*Source excerpt:*
------------------------------

FreeBSD src
Go to file
Rick Macklem 90d2dfab19 Merge the pNFS server code from projects/pnfs-planb-server into head.
This code merge adds a pNFS service to the NFSv4.1 server. Although it is
a large commit it should not affect behaviour for a non-pNFS NFS server.
Some documentation on how this works can be found at:
http://people.freebsd.org/~rmacklem/pnfs-planb-setup.txt
and will hopefully be turned into a proper document soon.
This is a merge of the kernel code. Userland and man page changes will
come soon, once the dust settles on this merge.
It has passed a "make universe", so I hope it will not cause build problems.
It also adds NFSv4.1 server support for the "current stateid".

Here is a brief overview of the pNFS service:
A pNFS service separates the Read/Write oeprations from all the other NFSv4.1
Metadata operations. It is hoped that this separation allows a pNFS service
to be configured that exceeds the limits of a single NFS server for either
storage capacity and/or I/O bandwidth.
It is possible to configure mirroring within the data servers (DSs) so that
the data storage file for an MDS file will be mirrored on two or more of
the DSs.
When this is used, failure of a DS will not stop the pNFS service and a
failed DS can be recovered once repaired while the pNFS service continues
to operate.  Although two way mirroring would be the norm, it is possible
to set a mirroring level of up to four or the number of DSs, whichever is
less.
The Metadata server will always be a single point of failure,
just as a single NFS server is.

A Plan B pNFS service consists of a single MetaData Server (MDS) and K
Data Servers (DS), all of which are recent FreeBSD systems.
Clients will mount the MDS as they would a single NFS server.
When files are created, the MDS creates a file tree identical to what a
single NFS server creates, except that all the regular (VREG) files will
be empty. As such, if you look at the exported tree on the MDS directly
on the MDS server (not via an NFS mount), the files will all be of size 0.
Each of these files will also have two extended attributes in the system
attribute name space:
pnfsd.dsfile - This extended attrbute stores the information that
    the MDS needs to find the data storage file(s) on DS(s) for this file.
pnfsd.dsattr - This extended attribute stores the Size, AccessTime, ModifyTime
    and Change attributes for the file, so that the MDS doesn't need to
    acquire the attributes from the DS for every Getattr operation.
For each regular (VREG) file, the MDS creates a data storage file on one
(or more if mirroring is enabled) of the DSs in one of the "dsNN"
subdirectories.  The name of this file is the file handle
of the file on the MDS in hexadecimal so that the name is unique.
The DSs use subdirectories named "ds0" to "dsN" so that no one directory
gets too large. The value of "N" is set via the sysctl vfs.nfsd.dsdirsize
on the MDS, with the default being 20.

------------------------------

*Record extracts:*
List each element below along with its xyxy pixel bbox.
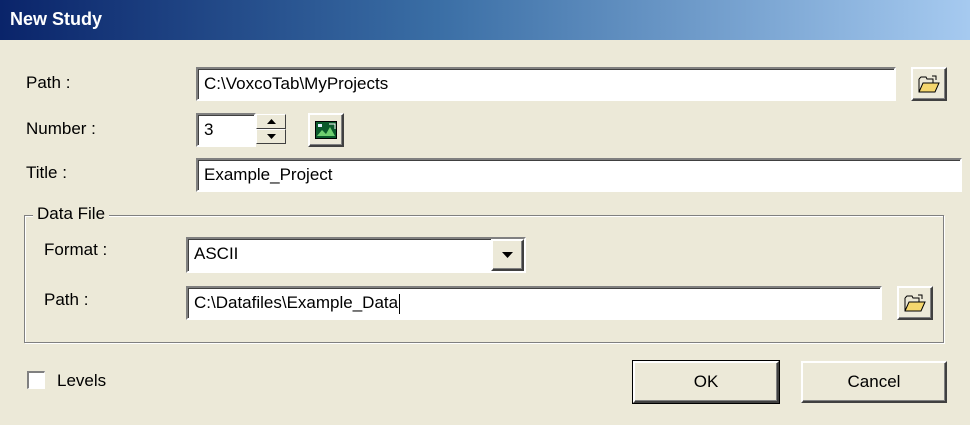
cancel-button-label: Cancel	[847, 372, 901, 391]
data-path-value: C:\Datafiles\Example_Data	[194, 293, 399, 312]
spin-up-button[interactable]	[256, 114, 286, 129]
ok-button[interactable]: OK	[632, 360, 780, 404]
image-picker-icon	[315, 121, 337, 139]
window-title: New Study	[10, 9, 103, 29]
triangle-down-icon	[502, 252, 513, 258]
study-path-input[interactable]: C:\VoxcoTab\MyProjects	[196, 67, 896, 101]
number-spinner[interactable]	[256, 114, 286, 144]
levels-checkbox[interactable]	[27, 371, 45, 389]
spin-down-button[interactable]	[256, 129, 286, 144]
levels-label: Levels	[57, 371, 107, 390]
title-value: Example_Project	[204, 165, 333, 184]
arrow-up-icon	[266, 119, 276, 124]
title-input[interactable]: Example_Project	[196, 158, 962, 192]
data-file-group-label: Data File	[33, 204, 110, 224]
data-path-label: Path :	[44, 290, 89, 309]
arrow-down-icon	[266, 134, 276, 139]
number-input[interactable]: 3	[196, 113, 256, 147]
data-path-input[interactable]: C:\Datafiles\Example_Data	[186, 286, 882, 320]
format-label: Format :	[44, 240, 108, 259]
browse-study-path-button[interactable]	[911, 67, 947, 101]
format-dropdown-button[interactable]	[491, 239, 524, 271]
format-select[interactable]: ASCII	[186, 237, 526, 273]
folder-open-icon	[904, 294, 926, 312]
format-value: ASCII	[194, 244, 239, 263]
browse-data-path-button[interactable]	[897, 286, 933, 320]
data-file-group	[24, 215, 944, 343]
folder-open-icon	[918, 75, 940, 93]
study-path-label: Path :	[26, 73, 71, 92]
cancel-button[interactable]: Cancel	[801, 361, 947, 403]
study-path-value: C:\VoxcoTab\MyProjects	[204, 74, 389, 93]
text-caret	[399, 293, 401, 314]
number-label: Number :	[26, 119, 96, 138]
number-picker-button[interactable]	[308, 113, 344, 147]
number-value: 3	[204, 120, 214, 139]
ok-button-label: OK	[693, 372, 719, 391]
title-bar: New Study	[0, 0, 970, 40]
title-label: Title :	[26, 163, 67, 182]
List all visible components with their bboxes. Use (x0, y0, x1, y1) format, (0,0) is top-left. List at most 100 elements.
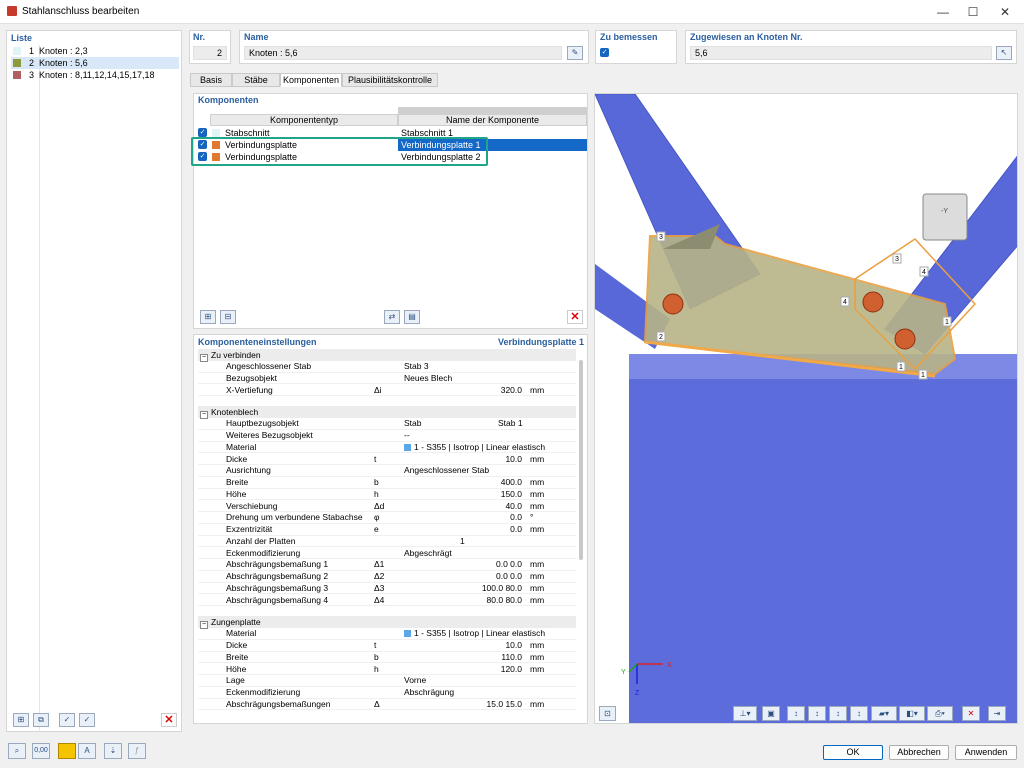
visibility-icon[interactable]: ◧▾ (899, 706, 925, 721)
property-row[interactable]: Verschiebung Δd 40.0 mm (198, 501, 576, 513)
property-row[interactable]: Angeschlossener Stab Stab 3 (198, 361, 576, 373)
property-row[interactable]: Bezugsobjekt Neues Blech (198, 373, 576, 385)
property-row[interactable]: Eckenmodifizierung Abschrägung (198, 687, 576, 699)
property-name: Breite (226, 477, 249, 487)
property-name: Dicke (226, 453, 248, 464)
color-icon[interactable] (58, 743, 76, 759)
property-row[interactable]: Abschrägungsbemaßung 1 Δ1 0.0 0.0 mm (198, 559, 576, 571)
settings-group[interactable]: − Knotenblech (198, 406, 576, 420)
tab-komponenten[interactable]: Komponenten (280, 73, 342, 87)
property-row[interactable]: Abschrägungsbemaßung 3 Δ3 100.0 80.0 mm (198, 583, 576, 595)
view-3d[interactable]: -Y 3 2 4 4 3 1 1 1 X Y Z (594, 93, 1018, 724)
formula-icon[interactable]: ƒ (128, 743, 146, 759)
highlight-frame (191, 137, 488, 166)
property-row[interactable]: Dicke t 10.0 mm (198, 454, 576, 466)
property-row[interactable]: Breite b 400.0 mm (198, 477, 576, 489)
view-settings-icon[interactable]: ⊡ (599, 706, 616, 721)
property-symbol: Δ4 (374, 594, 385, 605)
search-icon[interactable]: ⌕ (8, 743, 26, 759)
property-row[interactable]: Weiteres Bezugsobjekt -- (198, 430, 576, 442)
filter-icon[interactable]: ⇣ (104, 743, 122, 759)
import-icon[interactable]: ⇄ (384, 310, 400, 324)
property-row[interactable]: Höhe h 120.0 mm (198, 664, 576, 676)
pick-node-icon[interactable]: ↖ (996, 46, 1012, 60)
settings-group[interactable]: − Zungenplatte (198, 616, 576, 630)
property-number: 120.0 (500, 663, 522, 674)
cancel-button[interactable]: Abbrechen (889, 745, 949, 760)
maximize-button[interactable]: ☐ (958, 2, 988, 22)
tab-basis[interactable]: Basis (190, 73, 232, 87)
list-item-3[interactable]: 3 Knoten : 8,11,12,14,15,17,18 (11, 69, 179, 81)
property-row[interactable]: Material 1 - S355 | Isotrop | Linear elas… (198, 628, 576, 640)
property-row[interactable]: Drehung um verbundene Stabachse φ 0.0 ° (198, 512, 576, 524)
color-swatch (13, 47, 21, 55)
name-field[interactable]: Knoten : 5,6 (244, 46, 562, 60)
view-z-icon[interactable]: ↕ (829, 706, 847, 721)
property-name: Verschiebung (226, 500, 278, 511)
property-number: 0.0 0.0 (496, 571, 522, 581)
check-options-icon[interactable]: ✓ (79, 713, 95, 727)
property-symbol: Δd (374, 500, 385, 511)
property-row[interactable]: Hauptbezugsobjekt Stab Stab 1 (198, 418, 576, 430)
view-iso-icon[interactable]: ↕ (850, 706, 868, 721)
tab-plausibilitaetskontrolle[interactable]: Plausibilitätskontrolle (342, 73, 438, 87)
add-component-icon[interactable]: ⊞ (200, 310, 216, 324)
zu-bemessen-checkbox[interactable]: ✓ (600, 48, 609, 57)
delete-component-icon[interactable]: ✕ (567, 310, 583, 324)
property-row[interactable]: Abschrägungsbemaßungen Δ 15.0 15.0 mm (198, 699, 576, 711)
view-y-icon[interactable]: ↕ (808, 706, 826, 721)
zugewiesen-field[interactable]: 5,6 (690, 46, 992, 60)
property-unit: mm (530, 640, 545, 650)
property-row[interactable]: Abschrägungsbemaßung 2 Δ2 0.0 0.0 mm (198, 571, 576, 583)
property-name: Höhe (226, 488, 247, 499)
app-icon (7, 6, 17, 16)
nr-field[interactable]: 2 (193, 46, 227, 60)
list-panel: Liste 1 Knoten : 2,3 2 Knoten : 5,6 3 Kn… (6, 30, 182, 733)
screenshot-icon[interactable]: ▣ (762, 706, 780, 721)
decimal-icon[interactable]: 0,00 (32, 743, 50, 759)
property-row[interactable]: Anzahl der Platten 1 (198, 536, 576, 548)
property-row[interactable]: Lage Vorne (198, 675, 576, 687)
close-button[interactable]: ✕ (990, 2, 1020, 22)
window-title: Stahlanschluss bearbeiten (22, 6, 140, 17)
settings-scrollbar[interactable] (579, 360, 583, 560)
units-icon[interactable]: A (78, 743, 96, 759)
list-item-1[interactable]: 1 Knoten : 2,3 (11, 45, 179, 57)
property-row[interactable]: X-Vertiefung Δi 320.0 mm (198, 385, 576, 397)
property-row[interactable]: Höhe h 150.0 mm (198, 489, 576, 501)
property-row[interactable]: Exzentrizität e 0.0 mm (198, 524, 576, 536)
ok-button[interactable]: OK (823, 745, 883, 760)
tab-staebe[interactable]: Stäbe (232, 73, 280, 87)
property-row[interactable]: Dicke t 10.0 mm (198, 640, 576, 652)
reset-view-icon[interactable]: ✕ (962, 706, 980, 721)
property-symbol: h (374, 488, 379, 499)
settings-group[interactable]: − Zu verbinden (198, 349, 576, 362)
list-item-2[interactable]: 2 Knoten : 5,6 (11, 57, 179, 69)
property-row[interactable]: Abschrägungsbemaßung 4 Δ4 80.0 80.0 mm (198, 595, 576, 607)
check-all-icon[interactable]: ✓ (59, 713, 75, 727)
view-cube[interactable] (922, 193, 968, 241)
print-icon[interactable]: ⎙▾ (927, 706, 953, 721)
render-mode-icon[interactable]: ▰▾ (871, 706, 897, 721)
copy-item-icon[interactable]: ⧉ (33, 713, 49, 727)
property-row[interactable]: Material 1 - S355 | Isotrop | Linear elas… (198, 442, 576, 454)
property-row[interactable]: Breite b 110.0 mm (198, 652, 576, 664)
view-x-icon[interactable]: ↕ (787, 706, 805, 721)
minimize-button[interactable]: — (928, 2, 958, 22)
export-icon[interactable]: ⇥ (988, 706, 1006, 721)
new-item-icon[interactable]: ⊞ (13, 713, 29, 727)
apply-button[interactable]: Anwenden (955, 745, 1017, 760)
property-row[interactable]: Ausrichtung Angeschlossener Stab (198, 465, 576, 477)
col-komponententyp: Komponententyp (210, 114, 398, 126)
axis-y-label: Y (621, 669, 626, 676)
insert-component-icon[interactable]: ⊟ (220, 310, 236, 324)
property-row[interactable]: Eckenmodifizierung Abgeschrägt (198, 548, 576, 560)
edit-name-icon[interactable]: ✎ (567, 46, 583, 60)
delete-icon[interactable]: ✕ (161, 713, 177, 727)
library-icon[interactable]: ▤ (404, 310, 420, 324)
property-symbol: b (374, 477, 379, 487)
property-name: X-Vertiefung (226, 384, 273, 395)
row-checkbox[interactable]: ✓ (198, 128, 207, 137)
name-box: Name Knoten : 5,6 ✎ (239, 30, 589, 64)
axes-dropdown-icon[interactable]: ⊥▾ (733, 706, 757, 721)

------------------------------

*Problems:*
**A)** In the pNFS commit message, what is the default value of "N" for the DS subdirectories?
**B)** Copy everything from "For each regular" down to "name is unique." in the pNFS commit message, renaming "hexadecimal" to "base sixteen".

*Solved problems:*
**A)** The default is 20.

**B)**
For each regular (VREG) file, the MDS creates a data storage file on one
(or more if mirroring is enabled) of the DSs in one of the "dsNN"
subdirectories.  The name of this file is the file handle
of the file on the MDS in base sixteen so that the name is unique.